*PROVIDED TEXT*
Application Architecture¶

This guide covers the technical architecture, code organization, and development patterns of SPECTROview. It is intended for developers who want to understand, maintain, or extend the application.

MVVM Pattern¶

SPECTROview enforces a strict Model-View-ViewModel architecture. Every workspace follows the same three-layer separation of concerns:

Model — Pure data containers and domain logic. Models hold no references to Qt widgets and can be tested independently.
ViewModel — Business-logic orchestrator. The ViewModel reads and mutates Models, then notifies the View through Qt signals. It never imports or references View classes.
View — Qt widget layer. Views connect to ViewModel signals and call ViewModel methods in response to user actions.

graph LR
    A["User Action"] --> B["View (v_*)"]
    B -->|"method call"| C["ViewModel (vm_*)"]
    C -->|"method call"| D["Model (m_*)"]
    D -->|"return data"| C
    C -->|"emit Signal"| B
    B -->|"update UI"| A

File Naming Convention¶

Layer	Prefix	Example
View	`v_`	`v_workspace_spectra.py`
ViewModel	`vm_`	`vm_workspace_spectra.py`
Model	`m_`	`spectra_store.py`

Import Rules¶

Layer	Can Import	Cannot Import
View	ViewModel, Components	—
ViewModel	Model, `fit_engine`	View
Model	Standard libs only	View, ViewModel

Signal/Slot Communication¶

Views and ViewModels communicate exclusively via Qt signals and slots. A ViewModel must never call View methods directly, and a View must never modify Model state without going through its ViewModel.

# ── ViewModel defines signals ──
class VMWorkspaceSpectra(QObject):
    spectra_list_changed = Signal(list)       # ViewModel → View
    fit_progress_updated = Signal(int, int, int, float)

*SHORT PROBLEM 1*
List every line in the entries that contains the string "refund", treating uppercase and lowercase as different.
The architecture guide and the entries come from separate, unrelated sources.

*LISTING*
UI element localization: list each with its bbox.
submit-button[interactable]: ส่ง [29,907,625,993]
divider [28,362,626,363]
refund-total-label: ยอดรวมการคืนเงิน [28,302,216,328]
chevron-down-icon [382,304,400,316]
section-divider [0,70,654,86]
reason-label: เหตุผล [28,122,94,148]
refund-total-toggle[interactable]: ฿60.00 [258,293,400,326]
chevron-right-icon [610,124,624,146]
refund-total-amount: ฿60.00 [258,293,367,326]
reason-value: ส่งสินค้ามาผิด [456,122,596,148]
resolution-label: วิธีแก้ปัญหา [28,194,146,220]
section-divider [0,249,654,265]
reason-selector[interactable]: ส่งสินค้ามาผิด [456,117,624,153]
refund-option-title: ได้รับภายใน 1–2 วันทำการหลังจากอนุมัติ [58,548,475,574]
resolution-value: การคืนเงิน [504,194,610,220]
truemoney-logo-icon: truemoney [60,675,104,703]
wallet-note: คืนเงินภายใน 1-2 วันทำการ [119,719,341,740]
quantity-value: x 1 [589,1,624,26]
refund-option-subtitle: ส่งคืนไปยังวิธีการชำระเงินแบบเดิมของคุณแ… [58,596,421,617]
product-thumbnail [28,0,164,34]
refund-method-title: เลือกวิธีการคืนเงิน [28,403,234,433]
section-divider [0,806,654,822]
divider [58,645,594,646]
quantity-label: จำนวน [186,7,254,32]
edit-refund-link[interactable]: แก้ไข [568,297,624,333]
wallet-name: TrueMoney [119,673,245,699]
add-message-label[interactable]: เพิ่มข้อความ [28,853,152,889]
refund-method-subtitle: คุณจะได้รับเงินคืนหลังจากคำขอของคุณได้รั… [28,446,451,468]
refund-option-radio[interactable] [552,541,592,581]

*SHORT PROBLEM 2*
According to the architecture guide, what is the Model layer allowed to import?

*EXERCISE SOLUTION 1*
refund-total-label: ยอดรวมการคืนเงิน [28,302,216,328]
refund-total-toggle[interactable]: ฿60.00 [258,293,400,326]
refund-total-amount: ฿60.00 [258,293,367,326]
refund-option-title: ได้รับภายใน 1–2 วันทำการหลังจากอนุมัติ [58,548,475,574]
refund-option-subtitle: ส่งคืนไปยังวิธีการชำระเงินแบบเดิมของคุณแ… [58,596,421,617]
refund-method-title: เลือกวิธีการคืนเงิน [28,403,234,433]
edit-refund-link[interactable]: แก้ไข [568,297,624,333]
refund-method-subtitle: คุณจะได้รับเงินคืนหลังจากคำขอของคุณได้รั… [28,446,451,468]
refund-option-radio[interactable] [552,541,592,581]

*EXERCISE SOLUTION 2*
Standard libraries only.